## [EXTRACTED ENTRIES]
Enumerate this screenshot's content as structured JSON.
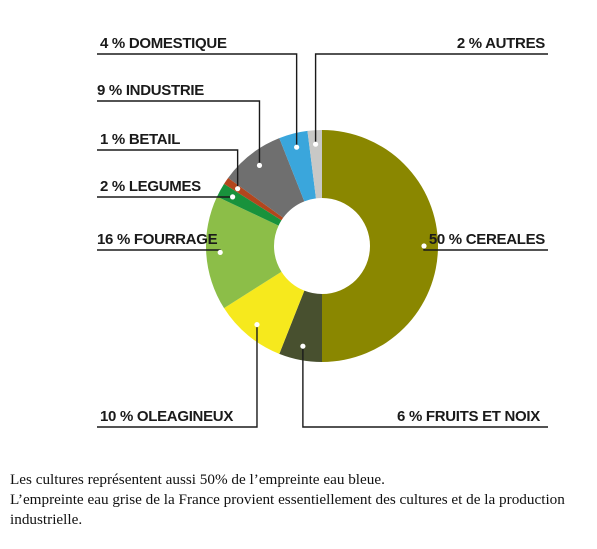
{
  "chart_data": {
    "type": "pie",
    "style": "donut",
    "slices": [
      {
        "label": "50 % CEREALES",
        "category": "CEREALES",
        "value": 50,
        "color": "#8a8700"
      },
      {
        "label": "6 % FRUITS ET NOIX",
        "category": "FRUITS ET NOIX",
        "value": 6,
        "color": "#48502f"
      },
      {
        "label": "10 % OLEAGINEUX",
        "category": "OLEAGINEUX",
        "value": 10,
        "color": "#f6e91d"
      },
      {
        "label": "16 % FOURRAGE",
        "category": "FOURRAGE",
        "value": 16,
        "color": "#8cbe48"
      },
      {
        "label": "2 % LEGUMES",
        "category": "LEGUMES",
        "value": 2,
        "color": "#18923c"
      },
      {
        "label": "1 % BETAIL",
        "category": "BETAIL",
        "value": 1,
        "color": "#b3461d"
      },
      {
        "label": "9 % INDUSTRIE",
        "category": "INDUSTRIE",
        "value": 9,
        "color": "#6f6f6f"
      },
      {
        "label": "4 % DOMESTIQUE",
        "category": "DOMESTIQUE",
        "value": 4,
        "color": "#3aa6dc"
      },
      {
        "label": "2 % AUTRES",
        "category": "AUTRES",
        "value": 2,
        "color": "#c8c8c6"
      }
    ]
  },
  "caption": {
    "line1": "Les cultures représentent aussi 50% de l’empreinte eau bleue.",
    "line2": "L’empreinte eau grise de la France provient essentiellement des cultures et de la production industrielle."
  }
}
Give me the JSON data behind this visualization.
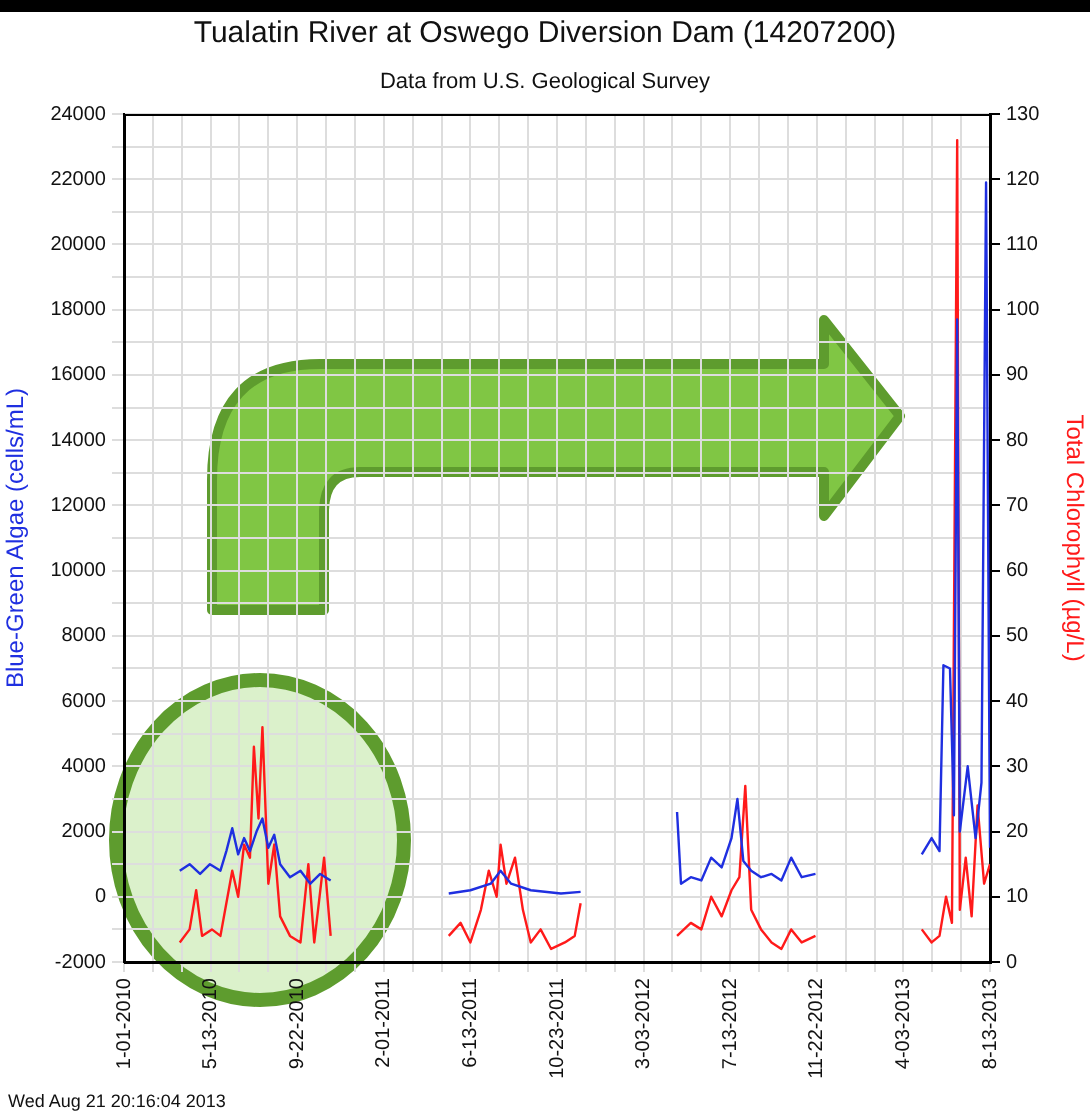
{
  "chart_data": {
    "type": "line",
    "title": "Tualatin River at Oswego Diversion Dam (14207200)",
    "subtitle": "Data from U.S. Geological Survey",
    "ylabel": "Blue-Green Algae (cells/mL)",
    "y2label": "Total Chlorophyll (µg/L)",
    "annotations": [
      "Wed Aug 21 20:16:04 2013"
    ],
    "series": [
      {
        "name": null,
        "color": "#1f2fe0",
        "axis": "y",
        "x": [
          "2010-03-27",
          "2010-04-11",
          "2010-04-27",
          "2010-05-12",
          "2010-05-28",
          "2010-06-06",
          "2010-06-15",
          "2010-06-24",
          "2010-07-03",
          "2010-07-12",
          "2010-07-22",
          "2010-07-31",
          "2010-08-09",
          "2010-08-18",
          "2010-08-27",
          "2010-09-11",
          "2010-09-27",
          "2010-10-12",
          "2010-10-27",
          "2010-11-12",
          "2011-01-15",
          "2011-05-11",
          "2011-06-13",
          "2011-07-14",
          "2011-07-29",
          "2011-08-14",
          "2011-09-13",
          "2011-10-29",
          "2011-11-28",
          "2012-02-01",
          "2012-04-23",
          "2012-04-29",
          "2012-05-14",
          "2012-05-30",
          "2012-06-14",
          "2012-06-30",
          "2012-07-15",
          "2012-07-24",
          "2012-08-02",
          "2012-08-14",
          "2012-08-29",
          "2012-09-14",
          "2012-09-29",
          "2012-10-14",
          "2012-10-30",
          "2012-11-20",
          "2013-02-01",
          "2013-05-01",
          "2013-05-16",
          "2013-05-28",
          "2013-06-03",
          "2013-06-13",
          "2013-06-19",
          "2013-06-24",
          "2013-06-28",
          "2013-07-10",
          "2013-07-22",
          "2013-07-31",
          "2013-08-07",
          "2013-08-13"
        ],
        "values": [
          800,
          1000,
          700,
          1000,
          800,
          1400,
          2100,
          1300,
          1800,
          1400,
          2000,
          2400,
          1500,
          1900,
          1000,
          600,
          800,
          400,
          700,
          500,
          null,
          100,
          200,
          400,
          800,
          400,
          200,
          100,
          150,
          null,
          2600,
          400,
          600,
          500,
          1200,
          900,
          1800,
          3000,
          1100,
          800,
          600,
          700,
          500,
          1200,
          600,
          700,
          null,
          1300,
          1800,
          1400,
          7100,
          7000,
          2500,
          17700,
          2000,
          4000,
          1800,
          3500,
          21900,
          1500
        ]
      },
      {
        "name": null,
        "color": "#ff1a1a",
        "axis": "y2",
        "x": [
          "2010-03-27",
          "2010-04-11",
          "2010-04-21",
          "2010-04-30",
          "2010-05-15",
          "2010-05-28",
          "2010-06-06",
          "2010-06-15",
          "2010-06-24",
          "2010-07-03",
          "2010-07-12",
          "2010-07-18",
          "2010-07-25",
          "2010-07-31",
          "2010-08-09",
          "2010-08-18",
          "2010-08-27",
          "2010-09-11",
          "2010-09-27",
          "2010-10-09",
          "2010-10-18",
          "2010-11-02",
          "2010-11-12",
          "2011-01-15",
          "2011-05-11",
          "2011-05-29",
          "2011-06-13",
          "2011-06-29",
          "2011-07-11",
          "2011-07-23",
          "2011-07-29",
          "2011-08-07",
          "2011-08-20",
          "2011-09-01",
          "2011-09-13",
          "2011-09-28",
          "2011-10-14",
          "2011-11-04",
          "2011-11-19",
          "2011-11-28",
          "2012-02-01",
          "2012-04-23",
          "2012-05-14",
          "2012-05-30",
          "2012-06-14",
          "2012-06-30",
          "2012-07-15",
          "2012-07-27",
          "2012-08-05",
          "2012-08-14",
          "2012-08-29",
          "2012-09-14",
          "2012-09-29",
          "2012-10-14",
          "2012-10-30",
          "2012-11-20",
          "2013-02-01",
          "2013-05-01",
          "2013-05-16",
          "2013-05-28",
          "2013-06-07",
          "2013-06-16",
          "2013-06-24",
          "2013-06-28",
          "2013-07-07",
          "2013-07-16",
          "2013-07-25",
          "2013-08-04",
          "2013-08-13"
        ],
        "values": [
          3,
          5,
          11,
          4,
          5,
          4,
          9,
          14,
          10,
          18,
          16,
          33,
          22,
          36,
          12,
          18,
          7,
          4,
          3,
          15,
          3,
          16,
          4,
          null,
          4,
          6,
          3,
          8,
          14,
          10,
          18,
          12,
          16,
          8,
          3,
          5,
          2,
          3,
          4,
          9,
          null,
          4,
          6,
          5,
          10,
          7,
          11,
          13,
          27,
          8,
          5,
          3,
          2,
          5,
          3,
          4,
          null,
          5,
          3,
          4,
          10,
          6,
          126,
          8,
          16,
          7,
          24,
          12,
          15
        ]
      }
    ],
    "xlim": [
      "2010-01-01",
      "2013-08-13"
    ],
    "xticks": [
      {
        "value": "2010-01-01",
        "label": "1-01-2010"
      },
      {
        "value": "2010-02-14",
        "label": null
      },
      {
        "value": "2010-03-30",
        "label": null
      },
      {
        "value": "2010-05-13",
        "label": "5-13-2010"
      },
      {
        "value": "2010-06-26",
        "label": null
      },
      {
        "value": "2010-08-09",
        "label": null
      },
      {
        "value": "2010-09-22",
        "label": "9-22-2010"
      },
      {
        "value": "2010-11-05",
        "label": null
      },
      {
        "value": "2010-12-19",
        "label": null
      },
      {
        "value": "2011-02-01",
        "label": "2-01-2011"
      },
      {
        "value": "2011-03-17",
        "label": null
      },
      {
        "value": "2011-04-30",
        "label": null
      },
      {
        "value": "2011-06-13",
        "label": "6-13-2011"
      },
      {
        "value": "2011-07-27",
        "label": null
      },
      {
        "value": "2011-09-09",
        "label": null
      },
      {
        "value": "2011-10-23",
        "label": "10-23-2011"
      },
      {
        "value": "2011-12-06",
        "label": null
      },
      {
        "value": "2012-01-19",
        "label": null
      },
      {
        "value": "2012-03-03",
        "label": "3-03-2012"
      },
      {
        "value": "2012-04-16",
        "label": null
      },
      {
        "value": "2012-05-30",
        "label": null
      },
      {
        "value": "2012-07-13",
        "label": "7-13-2012"
      },
      {
        "value": "2012-08-26",
        "label": null
      },
      {
        "value": "2012-10-09",
        "label": null
      },
      {
        "value": "2012-11-22",
        "label": "11-22-2012"
      },
      {
        "value": "2013-01-05",
        "label": null
      },
      {
        "value": "2013-02-18",
        "label": null
      },
      {
        "value": "2013-04-03",
        "label": "4-03-2013"
      },
      {
        "value": "2013-05-17",
        "label": null
      },
      {
        "value": "2013-06-30",
        "label": null
      },
      {
        "value": "2013-08-13",
        "label": "8-13-2013"
      }
    ],
    "ylim": [
      -2000,
      24000
    ],
    "yticks": [
      -2000,
      {
        "value": -1000,
        "label": null
      },
      0,
      {
        "value": 1000,
        "label": null
      },
      2000,
      {
        "value": 3000,
        "label": null
      },
      4000,
      {
        "value": 5000,
        "label": null
      },
      6000,
      {
        "value": 7000,
        "label": null
      },
      8000,
      {
        "value": 9000,
        "label": null
      },
      10000,
      {
        "value": 11000,
        "label": null
      },
      12000,
      {
        "value": 13000,
        "label": null
      },
      14000,
      {
        "value": 15000,
        "label": null
      },
      16000,
      {
        "value": 17000,
        "label": null
      },
      18000,
      {
        "value": 19000,
        "label": null
      },
      20000,
      {
        "value": 21000,
        "label": null
      },
      22000,
      {
        "value": 23000,
        "label": null
      },
      24000
    ],
    "y2lim": [
      0,
      130
    ],
    "y2ticks": [
      0,
      10,
      20,
      30,
      40,
      50,
      60,
      70,
      80,
      90,
      100,
      110,
      120,
      130
    ],
    "grid": true,
    "legend": false,
    "marker": "none",
    "line_style": "solid"
  }
}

## [WHAT IS BEING ASKED]
Out of the preceding entries, pull every line containing the string "JSON".

## [COMPLETE RESPONSE]
Enumerate this screenshot's content as structured JSON.
Give me the JSON data behind this visualization.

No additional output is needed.